- Problem to work on: Write out the listing below in full and exactly, leaving out every picture.

- Stored dataset items:
================

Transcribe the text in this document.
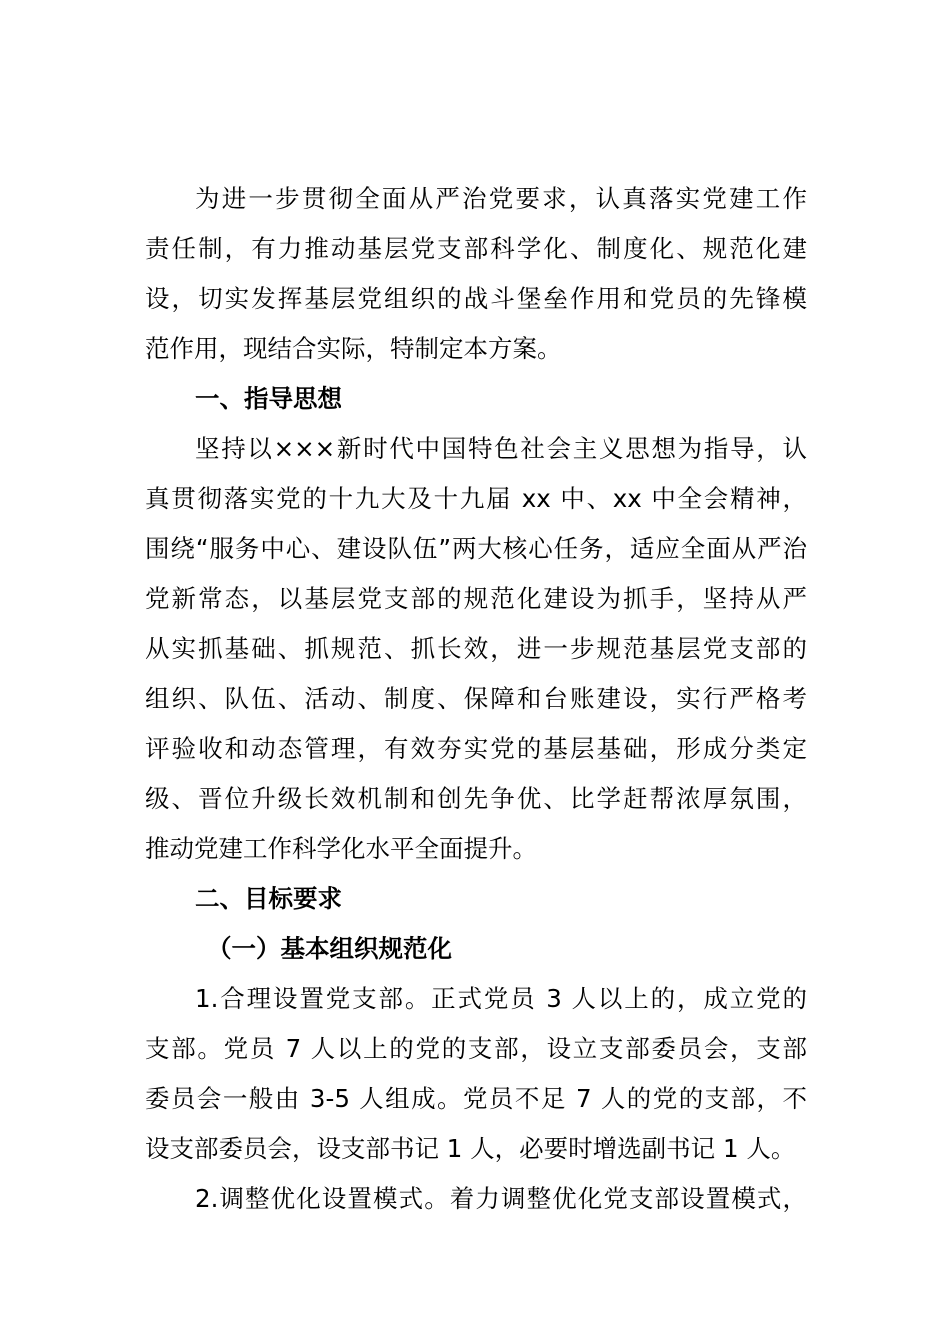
为进一步贯彻全面从严治党要求，认真落实党建工作
责任制，有力推动基层党支部科学化、制度化、规范化建
设，切实发挥基层党组织的战斗堡垒作用和党员的先锋模
范作用，现结合实际，特制定本方案。
一、指导思想
坚持以×××新时代中国特色社会主义思想为指导，认
真贯彻落实党的十九大及十九届 xx 中、xx 中全会精神，
围绕“服务中心、建设队伍”两大核心任务，适应全面从严治
党新常态，以基层党支部的规范化建设为抓手，坚持从严
从实抓基础、抓规范、抓长效，进一步规范基层党支部的
组织、队伍、活动、制度、保障和台账建设，实行严格考
评验收和动态管理，有效夯实党的基层基础，形成分类定
级、晋位升级长效机制和创先争优、比学赶帮浓厚氛围，
推动党建工作科学化水平全面提升。
二、目标要求
（一）基本组织规范化
1.合理设置党支部。正式党员 3 人以上的，成立党的
支部。党员 7 人以上的党的支部，设立支部委员会，支部
委员会一般由 3-5 人组成。党员不足 7 人的党的支部，不
设支部委员会，设支部书记 1 人，必要时增选副书记 1 人。
2.调整优化设置模式。着力调整优化党支部设置模式，
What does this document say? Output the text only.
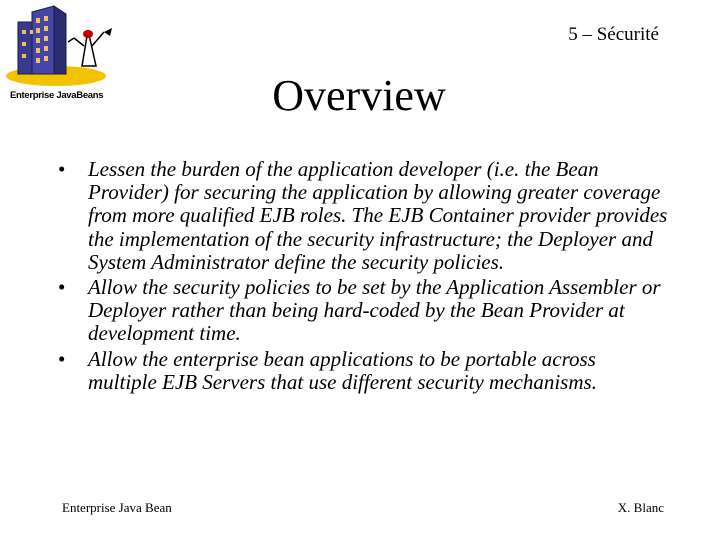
Enterprise JavaBeans
5 – Sécurité
Overview
• Lessen the burden of the application developer (i.e. the Bean Provider) for securing the application by allowing greater coverage from more qualified EJB roles. The EJB Container provider provides the implementation of the security infrastructure; the Deployer and System Administrator define the security policies.
• Allow the security policies to be set by the Application Assembler or Deployer rather than being hard-coded by the Bean Provider at development time.
• Allow the enterprise bean applications to be portable across multiple EJB Servers that use different security mechanisms.
Enterprise Java Bean	X. Blanc
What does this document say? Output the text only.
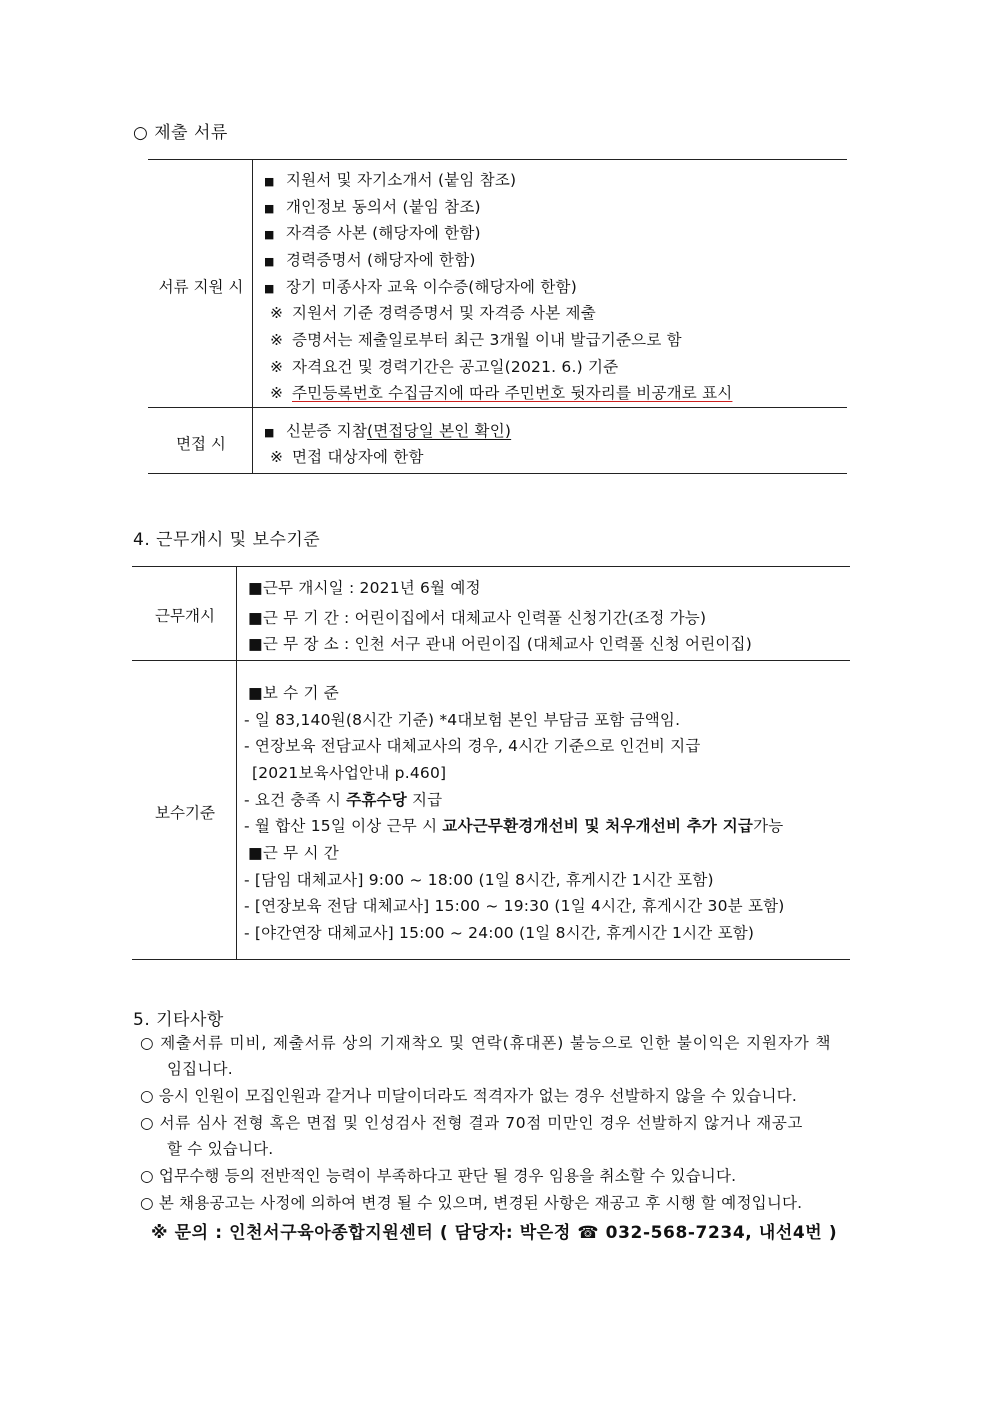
○ 제출 서류
서류 지원 시
■ 지원서 및 자기소개서 (붙임 참조)
■ 개인정보 동의서 (붙임 참조)
■ 자격증 사본 (해당자에 한함)
■ 경력증명서 (해당자에 한함)
■ 장기 미종사자 교육 이수증(해당자에 한함)
※ 지원서 기준 경력증명서 및 자격증 사본 제출
※ 증명서는 제출일로부터 최근 3개월 이내 발급기준으로 함
※ 자격요건 및 경력기간은 공고일(2021. 6.) 기준
※ 주민등록번호 수집금지에 따라 주민번호 뒷자리를 비공개로 표시
면접 시
■ 신분증 지참(면접당일 본인 확인)
※ 면접 대상자에 한함
4. 근무개시 및 보수기준
근무개시
■근무 개시일 : 2021년 6월 예정
■근 무 기 간 : 어린이집에서 대체교사 인력풀 신청기간(조정 가능)
■근 무 장 소 : 인천 서구 관내 어린이집 (대체교사 인력풀 신청 어린이집)
보수기준
■보 수 기 준
- 일 83,140원(8시간 기준) *4대보험 본인 부담금 포함 금액임.
- 연장보육 전담교사 대체교사의 경우, 4시간 기준으로 인건비 지급
[2021보육사업안내 p.460]
- 요건 충족 시 주휴수당 지급
- 월 합산 15일 이상 근무 시 교사근무환경개선비 및 처우개선비 추가 지급가능
■근 무 시 간
- [담임 대체교사] 9:00 ~ 18:00 (1일 8시간, 휴게시간 1시간 포함)
- [연장보육 전담 대체교사] 15:00 ~ 19:30 (1일 4시간, 휴게시간 30분 포함)
- [야간연장 대체교사] 15:00 ~ 24:00 (1일 8시간, 휴게시간 1시간 포함)
5. 기타사항
○ 제출서류 미비, 제출서류 상의 기재착오 및 연락(휴대폰) 불능으로 인한 불이익은 지원자가 책
임집니다.
○ 응시 인원이 모집인원과 같거나 미달이더라도 적격자가 없는 경우 선발하지 않을 수 있습니다.
○ 서류 심사 전형 혹은 면접 및 인성검사 전형 결과 70점 미만인 경우 선발하지 않거나 재공고
할 수 있습니다.
○ 업무수행 등의 전반적인 능력이 부족하다고 판단 될 경우 임용을 취소할 수 있습니다.
○ 본 채용공고는 사정에 의하여 변경 될 수 있으며, 변경된 사항은 재공고 후 시행 할 예정입니다.
※ 문의 : 인천서구육아종합지원센터 ( 담당자: 박은정 ☎ 032-568-7234, 내선4번 )
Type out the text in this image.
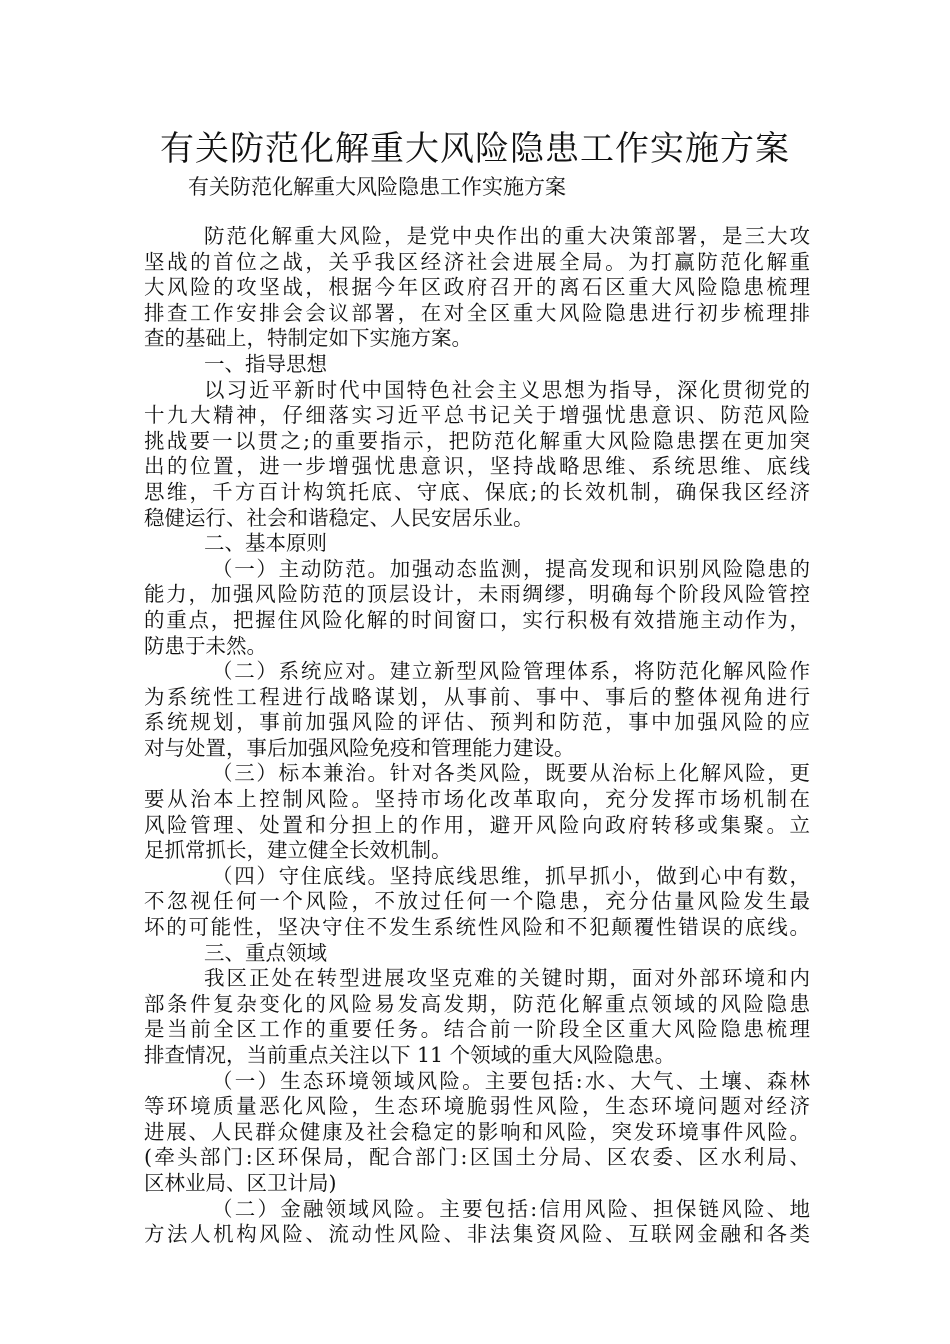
有关防范化解重大风险隐患工作实施方案
有关防范化解重大风险隐患工作实施方案
防范化解重大风险，是党中央作出的重大决策部署，是三大攻
坚战的首位之战，关乎我区经济社会进展全局。为打赢防范化解重
大风险的攻坚战，根据今年区政府召开的离石区重大风险隐患梳理
排查工作安排会会议部署，在对全区重大风险隐患进行初步梳理排
查的基础上，特制定如下实施方案。
一、指导思想
以习近平新时代中国特色社会主义思想为指导，深化贯彻党的
十九大精神，仔细落实习近平总书记关于增强忧患意识、防范风险
挑战要一以贯之;的重要指示，把防范化解重大风险隐患摆在更加突
出的位置，进一步增强忧患意识，坚持战略思维、系统思维、底线
思维，千方百计构筑托底、守底、保底;的长效机制，确保我区经济
稳健运行、社会和谐稳定、人民安居乐业。
二、基本原则
（一）主动防范。加强动态监测，提高发现和识别风险隐患的
能力，加强风险防范的顶层设计，未雨绸缪，明确每个阶段风险管控
的重点，把握住风险化解的时间窗口，实行积极有效措施主动作为，
防患于未然。
（二）系统应对。建立新型风险管理体系，将防范化解风险作
为系统性工程进行战略谋划，从事前、事中、事后的整体视角进行
系统规划，事前加强风险的评估、预判和防范，事中加强风险的应
对与处置，事后加强风险免疫和管理能力建设。
（三）标本兼治。针对各类风险，既要从治标上化解风险，更
要从治本上控制风险。坚持市场化改革取向，充分发挥市场机制在
风险管理、处置和分担上的作用，避开风险向政府转移或集聚。立
足抓常抓长，建立健全长效机制。
（四）守住底线。坚持底线思维，抓早抓小，做到心中有数，
不忽视任何一个风险，不放过任何一个隐患，充分估量风险发生最
坏的可能性，坚决守住不发生系统性风险和不犯颠覆性错误的底线。
三、重点领域
我区正处在转型进展攻坚克难的关键时期，面对外部环境和内
部条件复杂变化的风险易发高发期，防范化解重点领域的风险隐患
是当前全区工作的重要任务。结合前一阶段全区重大风险隐患梳理
排查情况，当前重点关注以下 11 个领域的重大风险隐患。
（一）生态环境领域风险。主要包括:水、大气、土壤、森林
等环境质量恶化风险，生态环境脆弱性风险，生态环境问题对经济
进展、人民群众健康及社会稳定的影响和风险，突发环境事件风险。
(牵头部门:区环保局，配合部门:区国土分局、区农委、区水利局、
区林业局、区卫计局)
（二）金融领域风险。主要包括:信用风险、担保链风险、地
方法人机构风险、流动性风险、非法集资风险、互联网金融和各类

================

- Response below:
Transcribe the text in this document.
为进一步贯彻全面从严治党要求，认真落实党建工作
责任制，有力推动基层党支部科学化、制度化、规范化建
设，切实发挥基层党组织的战斗堡垒作用和党员的先锋模
范作用，现结合实际，特制定本方案。
一、指导思想
坚持以×××新时代中国特色社会主义思想为指导，认
真贯彻落实党的十九大及十九届 xx 中、xx 中全会精神，
围绕“服务中心、建设队伍”两大核心任务，适应全面从严治
党新常态，以基层党支部的规范化建设为抓手，坚持从严
从实抓基础、抓规范、抓长效，进一步规范基层党支部的
组织、队伍、活动、制度、保障和台账建设，实行严格考
评验收和动态管理，有效夯实党的基层基础，形成分类定
级、晋位升级长效机制和创先争优、比学赶帮浓厚氛围，
推动党建工作科学化水平全面提升。
二、目标要求
（一）基本组织规范化
1.合理设置党支部。正式党员 3 人以上的，成立党的
支部。党员 7 人以上的党的支部，设立支部委员会，支部
委员会一般由 3-5 人组成。党员不足 7 人的党的支部，不
设支部委员会，设支部书记 1 人，必要时增选副书记 1 人。
2.调整优化设置模式。着力调整优化党支部设置模式，
What does this document say? Output the text only.
Enterprise JavaBeans
5 – Sécurité
Overview
• Lessen the burden of the application developer (i.e. the Bean Provider) for securing the application by allowing greater coverage from more qualified EJB roles. The EJB Container provider provides the implementation of the security infrastructure; the Deployer and System Administrator define the security policies.
• Allow the security policies to be set by the Application Assembler or Deployer rather than being hard-coded by the Bean Provider at development time.
• Allow the enterprise bean applications to be portable across multiple EJB Servers that use different security mechanisms.
Enterprise Java Bean	X. Blanc
What does this document say? Output the text only.
○ 제출 서류
서류 지원 시
■ 지원서 및 자기소개서 (붙임 참조)
■ 개인정보 동의서 (붙임 참조)
■ 자격증 사본 (해당자에 한함)
■ 경력증명서 (해당자에 한함)
■ 장기 미종사자 교육 이수증(해당자에 한함)
※ 지원서 기준 경력증명서 및 자격증 사본 제출
※ 증명서는 제출일로부터 최근 3개월 이내 발급기준으로 함
※ 자격요건 및 경력기간은 공고일(2021. 6.) 기준
※ 주민등록번호 수집금지에 따라 주민번호 뒷자리를 비공개로 표시
면접 시
■ 신분증 지참(면접당일 본인 확인)
※ 면접 대상자에 한함
4. 근무개시 및 보수기준
근무개시
■근무 개시일 : 2021년 6월 예정
■근 무 기 간 : 어린이집에서 대체교사 인력풀 신청기간(조정 가능)
■근 무 장 소 : 인천 서구 관내 어린이집 (대체교사 인력풀 신청 어린이집)
보수기준
■보 수 기 준
- 일 83,140원(8시간 기준) *4대보험 본인 부담금 포함 금액임.
- 연장보육 전담교사 대체교사의 경우, 4시간 기준으로 인건비 지급
[2021보육사업안내 p.460]
- 요건 충족 시 주휴수당 지급
- 월 합산 15일 이상 근무 시 교사근무환경개선비 및 처우개선비 추가 지급가능
■근 무 시 간
- [담임 대체교사] 9:00 ~ 18:00 (1일 8시간, 휴게시간 1시간 포함)
- [연장보육 전담 대체교사] 15:00 ~ 19:30 (1일 4시간, 휴게시간 30분 포함)
- [야간연장 대체교사] 15:00 ~ 24:00 (1일 8시간, 휴게시간 1시간 포함)
5. 기타사항
○ 제출서류 미비, 제출서류 상의 기재착오 및 연락(휴대폰) 불능으로 인한 불이익은 지원자가 책
임집니다.
○ 응시 인원이 모집인원과 같거나 미달이더라도 적격자가 없는 경우 선발하지 않을 수 있습니다.
○ 서류 심사 전형 혹은 면접 및 인성검사 전형 결과 70점 미만인 경우 선발하지 않거나 재공고
할 수 있습니다.
○ 업무수행 등의 전반적인 능력이 부족하다고 판단 될 경우 임용을 취소할 수 있습니다.
○ 본 채용공고는 사정에 의하여 변경 될 수 있으며, 변경된 사항은 재공고 후 시행 할 예정입니다.
※ 문의 : 인천서구육아종합지원센터 ( 담당자: 박은정 ☎ 032-568-7234, 내선4번 )
Type out the text in this image.
有关防范化解重大风险隐患工作实施方案
有关防范化解重大风险隐患工作实施方案
防范化解重大风险，是党中央作出的重大决策部署，是三大攻
坚战的首位之战，关乎我区经济社会进展全局。为打赢防范化解重
大风险的攻坚战，根据今年区政府召开的离石区重大风险隐患梳理
排查工作安排会会议部署，在对全区重大风险隐患进行初步梳理排
查的基础上，特制定如下实施方案。
一、指导思想
以习近平新时代中国特色社会主义思想为指导，深化贯彻党的
十九大精神，仔细落实习近平总书记关于增强忧患意识、防范风险
挑战要一以贯之;的重要指示，把防范化解重大风险隐患摆在更加突
出的位置，进一步增强忧患意识，坚持战略思维、系统思维、底线
思维，千方百计构筑托底、守底、保底;的长效机制，确保我区经济
稳健运行、社会和谐稳定、人民安居乐业。
二、基本原则
（一）主动防范。加强动态监测，提高发现和识别风险隐患的
能力，加强风险防范的顶层设计，未雨绸缪，明确每个阶段风险管控
的重点，把握住风险化解的时间窗口，实行积极有效措施主动作为，
防患于未然。
（二）系统应对。建立新型风险管理体系，将防范化解风险作
为系统性工程进行战略谋划，从事前、事中、事后的整体视角进行
系统规划，事前加强风险的评估、预判和防范，事中加强风险的应
对与处置，事后加强风险免疫和管理能力建设。
（三）标本兼治。针对各类风险，既要从治标上化解风险，更
要从治本上控制风险。坚持市场化改革取向，充分发挥市场机制在
风险管理、处置和分担上的作用，避开风险向政府转移或集聚。立
足抓常抓长，建立健全长效机制。
（四）守住底线。坚持底线思维，抓早抓小，做到心中有数，
不忽视任何一个风险，不放过任何一个隐患，充分估量风险发生最
坏的可能性，坚决守住不发生系统性风险和不犯颠覆性错误的底线。
三、重点领域
我区正处在转型进展攻坚克难的关键时期，面对外部环境和内
部条件复杂变化的风险易发高发期，防范化解重点领域的风险隐患
是当前全区工作的重要任务。结合前一阶段全区重大风险隐患梳理
排查情况，当前重点关注以下 11 个领域的重大风险隐患。
（一）生态环境领域风险。主要包括:水、大气、土壤、森林
等环境质量恶化风险，生态环境脆弱性风险，生态环境问题对经济
进展、人民群众健康及社会稳定的影响和风险，突发环境事件风险。
(牵头部门:区环保局，配合部门:区国土分局、区农委、区水利局、
区林业局、区卫计局)
（二）金融领域风险。主要包括:信用风险、担保链风险、地
方法人机构风险、流动性风险、非法集资风险、互联网金融和各类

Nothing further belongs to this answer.